Given passage:
####

Sunday, August 19, 2007

Why do cats love to hunt?


My game bag is currently truly impressive. I am getting faster and better at catching and killing rabbits. My score now stands at about 20. Rabbits are take-away meals for cats like me. Celia says that the garden is now strewn with corpses. I don't know why she should complain. I'd bring them into the house, except that she has installed a cat flap which is just too small. Earlier in the summer (so called) I carried in several youngsters, mostly dead but some alive. But the rabbits are now young adults and I just can't squeeze them through. What does she expect me to do? Bury them, as if I was a dog?
Sometimes I eat a bit of them. Sometimes I don't. Occasionally William eats a bit too. It just depends on how we feel. We do not hunt to eat. Of course, were we living in the wild we would. But because we have plenty of cat food, we just hunt. Mostly I just go and do it. But, when I feel philosophical about it, I try to think why I do it. It's a drive inside me. An instinct. And the glorious moment when I spring into the whole sequence of eye, stalk, pounce, grab and bite, just thrills me. A great cascade of excitement and joy runs through me from the tip of my nose through my whole body down to the last centimetre of my tail. This moment is what I was meant to do. This is what I am - a predator. At that moment I am fulfilling my true destiny.
The only flaw in this glorious life is Celia the Moaner. She whinges ceaselessly. If I bring in a living rabbit, she grabs it with a towel and takes it away. (I don't think she realises that I scoot out a bit later, sniff the air, and go straight to where it is and grab it again. Mind you, occasionally she can hear the rabbit screaming with terror. She hates that though I find the screams immensely thrilling.) She's not much better about the dead ones. "It's like the Somme battlefield. It's disgusting," she said to Ronnie. Her tone of voice was disagreeable, very disagreeable, but I know for a fact that she dislikes the way rabbits eat her vegetables. She bags the corpses and throws them in the dustbin. She complains that I don't eat them. If she feels like that, why doesn't she eat them? Many humans enjoy rabbit pie.
I have added a picture of a particularly fine specimen that I left near the car. She says it is revolting to put a corpse on a blog. I say it is a trophy not a corpse. I am proud of it. I wanted to pose with it, one paw uplifted in triumph but she refused to take the shot. She thought it might make readers feel she was an accessory to murder. What hypocrite she is.
She is a kill-joy (literally) on the topic of me and rabbits.

Tuesday, August 14, 2007

Who's the cat addict? Is it love or is it addiction?

####

Records:
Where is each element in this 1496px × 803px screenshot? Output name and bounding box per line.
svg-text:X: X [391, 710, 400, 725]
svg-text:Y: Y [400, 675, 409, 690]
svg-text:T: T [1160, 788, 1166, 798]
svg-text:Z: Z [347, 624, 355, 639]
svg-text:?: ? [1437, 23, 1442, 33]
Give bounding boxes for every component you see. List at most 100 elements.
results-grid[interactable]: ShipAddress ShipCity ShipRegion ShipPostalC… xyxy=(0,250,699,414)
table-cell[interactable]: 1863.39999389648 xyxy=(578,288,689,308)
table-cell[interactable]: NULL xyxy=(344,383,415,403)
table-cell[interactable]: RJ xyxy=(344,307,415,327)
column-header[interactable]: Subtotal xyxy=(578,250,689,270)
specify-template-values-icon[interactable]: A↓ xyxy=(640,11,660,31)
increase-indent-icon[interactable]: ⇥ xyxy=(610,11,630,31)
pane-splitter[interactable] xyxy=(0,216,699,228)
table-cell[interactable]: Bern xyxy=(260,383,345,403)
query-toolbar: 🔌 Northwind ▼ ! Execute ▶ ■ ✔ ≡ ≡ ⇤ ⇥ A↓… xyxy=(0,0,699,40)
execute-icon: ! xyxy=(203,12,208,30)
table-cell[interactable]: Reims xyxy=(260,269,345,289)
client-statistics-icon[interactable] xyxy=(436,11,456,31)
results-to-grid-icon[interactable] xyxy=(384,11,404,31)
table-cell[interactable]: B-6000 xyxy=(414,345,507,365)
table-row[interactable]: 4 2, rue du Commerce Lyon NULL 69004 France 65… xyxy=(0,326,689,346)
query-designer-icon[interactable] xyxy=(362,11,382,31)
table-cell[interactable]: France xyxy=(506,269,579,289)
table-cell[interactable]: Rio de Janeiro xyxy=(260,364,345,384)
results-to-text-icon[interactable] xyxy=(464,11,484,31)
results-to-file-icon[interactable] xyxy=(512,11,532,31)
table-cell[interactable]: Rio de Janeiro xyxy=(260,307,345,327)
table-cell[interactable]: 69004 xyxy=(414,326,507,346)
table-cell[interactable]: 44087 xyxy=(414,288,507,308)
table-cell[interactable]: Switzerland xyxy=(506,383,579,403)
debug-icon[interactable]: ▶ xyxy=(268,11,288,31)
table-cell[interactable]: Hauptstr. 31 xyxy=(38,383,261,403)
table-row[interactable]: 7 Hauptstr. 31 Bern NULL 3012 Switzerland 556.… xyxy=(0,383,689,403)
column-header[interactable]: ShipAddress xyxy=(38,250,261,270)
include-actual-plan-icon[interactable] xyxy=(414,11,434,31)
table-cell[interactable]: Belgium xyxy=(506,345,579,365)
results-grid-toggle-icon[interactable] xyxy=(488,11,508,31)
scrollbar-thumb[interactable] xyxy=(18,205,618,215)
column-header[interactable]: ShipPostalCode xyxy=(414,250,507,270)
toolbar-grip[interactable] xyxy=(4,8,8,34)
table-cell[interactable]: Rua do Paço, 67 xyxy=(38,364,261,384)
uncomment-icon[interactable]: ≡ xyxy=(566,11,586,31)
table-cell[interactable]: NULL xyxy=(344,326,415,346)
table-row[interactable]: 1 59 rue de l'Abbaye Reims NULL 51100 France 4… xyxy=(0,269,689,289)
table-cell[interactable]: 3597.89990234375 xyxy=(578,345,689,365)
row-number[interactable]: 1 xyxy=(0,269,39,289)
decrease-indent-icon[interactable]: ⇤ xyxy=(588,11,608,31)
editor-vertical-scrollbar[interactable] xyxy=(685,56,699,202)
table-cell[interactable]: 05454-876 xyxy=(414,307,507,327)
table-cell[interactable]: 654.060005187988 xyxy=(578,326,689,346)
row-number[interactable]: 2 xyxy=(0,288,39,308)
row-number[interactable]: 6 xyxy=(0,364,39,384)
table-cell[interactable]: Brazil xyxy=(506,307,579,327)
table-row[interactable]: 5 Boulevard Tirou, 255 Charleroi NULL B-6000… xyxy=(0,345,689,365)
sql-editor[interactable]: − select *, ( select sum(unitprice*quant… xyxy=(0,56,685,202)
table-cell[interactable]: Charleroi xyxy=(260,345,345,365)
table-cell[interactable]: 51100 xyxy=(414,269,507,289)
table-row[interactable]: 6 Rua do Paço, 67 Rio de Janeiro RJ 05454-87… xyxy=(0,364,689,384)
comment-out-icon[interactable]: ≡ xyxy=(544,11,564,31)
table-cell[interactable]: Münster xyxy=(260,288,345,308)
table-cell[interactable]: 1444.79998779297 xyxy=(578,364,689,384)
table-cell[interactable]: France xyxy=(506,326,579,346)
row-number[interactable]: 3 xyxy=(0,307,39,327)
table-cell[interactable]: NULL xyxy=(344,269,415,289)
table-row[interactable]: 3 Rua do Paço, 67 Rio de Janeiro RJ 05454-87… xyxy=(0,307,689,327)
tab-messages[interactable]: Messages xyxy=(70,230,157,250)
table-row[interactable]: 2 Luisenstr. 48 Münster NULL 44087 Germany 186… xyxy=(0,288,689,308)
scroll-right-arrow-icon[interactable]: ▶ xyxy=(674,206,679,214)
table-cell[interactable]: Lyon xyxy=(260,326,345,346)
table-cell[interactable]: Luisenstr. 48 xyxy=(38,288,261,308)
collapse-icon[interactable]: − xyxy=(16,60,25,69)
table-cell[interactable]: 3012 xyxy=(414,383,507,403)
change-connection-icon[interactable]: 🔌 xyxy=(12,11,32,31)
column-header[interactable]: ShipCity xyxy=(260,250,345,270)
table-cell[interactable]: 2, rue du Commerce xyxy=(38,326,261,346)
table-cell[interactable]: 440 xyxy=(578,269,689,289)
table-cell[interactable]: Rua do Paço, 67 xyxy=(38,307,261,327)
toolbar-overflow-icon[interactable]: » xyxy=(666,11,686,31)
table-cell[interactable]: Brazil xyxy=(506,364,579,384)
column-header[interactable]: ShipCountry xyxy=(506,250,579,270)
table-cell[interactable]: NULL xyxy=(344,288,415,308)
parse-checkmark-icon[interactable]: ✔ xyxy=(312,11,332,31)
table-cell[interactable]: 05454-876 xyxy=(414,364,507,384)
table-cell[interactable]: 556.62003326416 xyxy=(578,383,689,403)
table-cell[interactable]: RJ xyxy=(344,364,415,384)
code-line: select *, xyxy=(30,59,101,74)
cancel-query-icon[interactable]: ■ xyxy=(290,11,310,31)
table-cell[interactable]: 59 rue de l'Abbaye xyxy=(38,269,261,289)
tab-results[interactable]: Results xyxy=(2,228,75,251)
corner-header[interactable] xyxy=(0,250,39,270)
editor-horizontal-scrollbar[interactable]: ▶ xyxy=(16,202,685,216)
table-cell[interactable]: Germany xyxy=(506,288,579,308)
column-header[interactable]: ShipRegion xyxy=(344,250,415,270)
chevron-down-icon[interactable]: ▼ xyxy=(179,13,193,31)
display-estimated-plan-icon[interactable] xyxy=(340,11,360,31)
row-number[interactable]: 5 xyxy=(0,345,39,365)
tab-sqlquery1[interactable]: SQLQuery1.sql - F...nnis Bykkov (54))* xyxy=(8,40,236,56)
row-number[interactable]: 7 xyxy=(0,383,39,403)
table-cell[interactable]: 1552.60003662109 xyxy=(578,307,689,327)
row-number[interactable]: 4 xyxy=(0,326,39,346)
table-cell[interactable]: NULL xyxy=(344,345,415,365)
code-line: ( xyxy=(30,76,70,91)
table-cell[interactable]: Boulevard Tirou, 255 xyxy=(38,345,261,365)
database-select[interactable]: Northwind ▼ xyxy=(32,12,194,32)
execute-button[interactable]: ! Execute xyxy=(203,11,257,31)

####

Instructions for the task:
Answer these questions about the rabbit-hunting blog post:
(a) Why can't the narrator bring the rabbits into the house anymore?
(b) What does Celia do with the dead rabbits?
(c) What photograph did Celia refuse to take?

Result below:
(a) The cat flap Celia installed is too small, and the rabbits are now young adults that can't be squeezed through it.
(b) She bags the corpses and throws them in the dustbin.
(c) A shot of the narrator posing with the rabbit, one paw uplifted in triumph.